_Written task 1_.
Decide whether each statement below agrees with the CBCP article, answering yes or no and quoting the words of the article that settle it.
(a) The CBCP as the coordinating body of its bishops joined the NTF-ELCAC.
(b) Ernesto Torres said the NTF-ELCAC executive committee approved the CBCP's membership.
(c) The NTF-ELCAC was formed during the Duterte presidency.
_Written task 2_.
Answer these questions from the CBCP article:
(a) How many bodies are within the CBCP?
(b) On what day did David send his message to Rappler?
(c) What does the commission want to provide, according to David?

SHEPHERD. Kalookan Bishop Pablo Virgilio David, president of the Catholic Bishops' Conference of the Philippines.

Jire Carreon/Rappler

'I presuppose that in all good faith, they didn’t think it needed clearance from us in the Permanent Council because it was consistent with their mandate to dialogue with government agencies,' says CBCP president Bishop Pablo Virgilio David in a message to Rappler

MANILA, Philippines – One of the 31 bodies within the Catholic Bishops’ Conference of the Philippines (CBCP) did not seek clearance from the top leadership to join the government’s anti-insurgency task force, the CBCP president said.

It was the CBCP Commission on Public Affairs, not the CBCP as the coordinating body of 88 active bishops, that joined the National Task Force to End Local Communist Conflict (NTF-ELCAC). Formed during the Duterte presidency, the NTF-ELCAC is a government agency that is notorious for red-tagging and that has drawn condemnation from various sectors, including the Catholic Church.

“I presuppose that in all good faith, they didn’t think it needed clearance from us in the Permanent Council because it was consistent with their mandate to dialogue with government agencies,” David said in a message to Rappler on Friday, September 1.

Undersecretary Ernesto Torres, executive director of the NTF-ELCAC, said on Thursday, August 31, that their executive committee (ExeCom) approved the membership of the CBCP in the anti-insurgency task force.

David explained in a statement published by CBCP News, “It’s not exactly CBCP as a conference but the Commission of Public Affairs that is there as a private sector representative.”

David, who was recently reelected to a second term as CBCP president, said that the commission is engaging the NTF-ELCAC “precisely to address some Church issues vis-a-vis government, including the issue about the red-tagging of some cause-oriented groups and Church organizations by the said body.” 

He said the commission’s mandate is “to act as a liaison of the CBCP to the public and private sectors and to advance some of the social concerns and issues of the Church.” The commission wants to provide “moral-ethical approaches to dealing with the problem of insurgency,” said the Kalookan bishop, who is one of the staunchest critics of red-tagging.

“We intend to tackle this matter and come up with a concrete resolution on it in our forthcoming meeting of the CBCP’s permanent council. Can this committee engage the said government body in a dialogue without having to join its ExeCom as member – i.e. as private sector representative? We hope to come up with a decision on this matter soon,” he said.

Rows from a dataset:
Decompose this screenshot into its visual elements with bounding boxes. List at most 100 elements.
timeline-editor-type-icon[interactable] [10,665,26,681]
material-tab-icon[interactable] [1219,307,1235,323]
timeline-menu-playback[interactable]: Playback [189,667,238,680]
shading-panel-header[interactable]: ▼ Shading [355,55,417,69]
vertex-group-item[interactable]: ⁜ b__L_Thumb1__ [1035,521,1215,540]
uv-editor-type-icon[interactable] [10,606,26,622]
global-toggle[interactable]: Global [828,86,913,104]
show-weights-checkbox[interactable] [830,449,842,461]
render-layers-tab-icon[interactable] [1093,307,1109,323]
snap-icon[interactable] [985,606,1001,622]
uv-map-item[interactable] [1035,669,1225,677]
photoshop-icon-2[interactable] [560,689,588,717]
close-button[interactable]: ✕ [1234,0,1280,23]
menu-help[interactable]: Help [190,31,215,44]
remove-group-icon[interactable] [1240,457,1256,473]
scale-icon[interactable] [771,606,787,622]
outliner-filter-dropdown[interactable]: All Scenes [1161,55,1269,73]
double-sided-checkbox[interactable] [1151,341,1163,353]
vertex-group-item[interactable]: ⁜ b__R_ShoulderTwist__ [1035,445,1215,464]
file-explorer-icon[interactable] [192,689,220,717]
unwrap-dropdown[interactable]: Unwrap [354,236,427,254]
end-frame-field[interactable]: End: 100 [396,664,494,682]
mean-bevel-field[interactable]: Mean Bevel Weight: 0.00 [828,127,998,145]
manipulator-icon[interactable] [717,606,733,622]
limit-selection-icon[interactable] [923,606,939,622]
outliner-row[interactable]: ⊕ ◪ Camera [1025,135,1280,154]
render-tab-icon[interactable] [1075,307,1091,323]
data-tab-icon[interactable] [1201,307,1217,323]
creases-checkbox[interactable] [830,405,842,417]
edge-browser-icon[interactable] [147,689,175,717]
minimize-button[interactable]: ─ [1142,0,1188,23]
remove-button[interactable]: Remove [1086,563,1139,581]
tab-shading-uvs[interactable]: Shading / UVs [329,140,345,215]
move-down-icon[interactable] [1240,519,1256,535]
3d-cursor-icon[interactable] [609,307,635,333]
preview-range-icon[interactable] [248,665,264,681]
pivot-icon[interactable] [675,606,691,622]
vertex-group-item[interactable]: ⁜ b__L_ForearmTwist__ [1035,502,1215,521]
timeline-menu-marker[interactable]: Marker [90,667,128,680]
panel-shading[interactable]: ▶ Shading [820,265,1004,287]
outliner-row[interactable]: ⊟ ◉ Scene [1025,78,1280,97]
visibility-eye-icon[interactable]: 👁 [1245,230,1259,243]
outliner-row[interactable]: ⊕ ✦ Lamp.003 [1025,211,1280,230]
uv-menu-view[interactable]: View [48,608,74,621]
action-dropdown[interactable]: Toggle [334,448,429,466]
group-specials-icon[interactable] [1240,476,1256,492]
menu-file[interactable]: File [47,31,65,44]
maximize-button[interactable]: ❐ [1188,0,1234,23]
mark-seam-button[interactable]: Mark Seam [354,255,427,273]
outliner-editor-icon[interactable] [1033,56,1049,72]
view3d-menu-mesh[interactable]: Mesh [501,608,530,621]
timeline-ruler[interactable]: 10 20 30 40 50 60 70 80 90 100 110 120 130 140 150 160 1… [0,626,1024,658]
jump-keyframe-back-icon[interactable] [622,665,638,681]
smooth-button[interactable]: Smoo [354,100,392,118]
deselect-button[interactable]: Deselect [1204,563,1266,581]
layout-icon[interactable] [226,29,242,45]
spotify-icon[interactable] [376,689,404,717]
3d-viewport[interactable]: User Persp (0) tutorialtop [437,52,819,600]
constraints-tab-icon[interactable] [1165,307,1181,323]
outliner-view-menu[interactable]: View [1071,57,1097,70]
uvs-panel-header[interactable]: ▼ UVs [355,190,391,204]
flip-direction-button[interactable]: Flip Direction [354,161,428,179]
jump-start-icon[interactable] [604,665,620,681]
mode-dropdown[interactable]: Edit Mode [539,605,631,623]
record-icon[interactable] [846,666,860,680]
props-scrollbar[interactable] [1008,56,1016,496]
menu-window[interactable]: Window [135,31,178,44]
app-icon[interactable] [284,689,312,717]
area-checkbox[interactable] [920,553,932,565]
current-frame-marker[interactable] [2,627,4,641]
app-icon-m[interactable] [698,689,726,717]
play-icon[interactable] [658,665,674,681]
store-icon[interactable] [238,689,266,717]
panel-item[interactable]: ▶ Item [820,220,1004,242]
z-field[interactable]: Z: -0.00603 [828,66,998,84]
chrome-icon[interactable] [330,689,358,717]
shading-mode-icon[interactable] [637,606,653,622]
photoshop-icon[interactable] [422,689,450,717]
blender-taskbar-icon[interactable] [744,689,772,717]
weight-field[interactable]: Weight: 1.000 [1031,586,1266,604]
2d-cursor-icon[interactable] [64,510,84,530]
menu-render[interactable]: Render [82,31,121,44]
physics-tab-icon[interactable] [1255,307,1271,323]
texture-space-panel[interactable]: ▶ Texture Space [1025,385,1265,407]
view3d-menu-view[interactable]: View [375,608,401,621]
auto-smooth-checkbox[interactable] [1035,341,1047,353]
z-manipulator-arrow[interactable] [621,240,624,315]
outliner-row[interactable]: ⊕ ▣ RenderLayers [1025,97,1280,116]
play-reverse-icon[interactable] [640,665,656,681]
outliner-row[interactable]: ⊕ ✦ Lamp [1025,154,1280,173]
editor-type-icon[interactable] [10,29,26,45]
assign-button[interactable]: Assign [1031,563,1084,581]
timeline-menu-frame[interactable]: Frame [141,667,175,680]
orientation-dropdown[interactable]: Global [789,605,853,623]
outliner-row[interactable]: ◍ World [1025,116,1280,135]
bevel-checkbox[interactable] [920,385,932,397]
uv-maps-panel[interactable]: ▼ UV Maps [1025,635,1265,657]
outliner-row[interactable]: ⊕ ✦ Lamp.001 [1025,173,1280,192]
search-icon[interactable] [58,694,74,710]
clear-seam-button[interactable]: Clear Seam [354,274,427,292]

_Answer 1_.
(a) No: "It was the CBCP Commission on Public Affairs, not the CBCP as the coordinating body of 88 active bishops, that joined the National Task Force to End Local Communist Conflict (NTF-ELCAC)."
(b) Yes: "their executive committee (ExeCom) approved the membership of the CBCP in the anti-insurgency task force"
(c) Yes: "Formed during the Duterte presidency"

_Answer 2_.
(a) 31
(b) Friday, September 1
(c) "moral-ethical approaches to dealing with the problem of insurgency"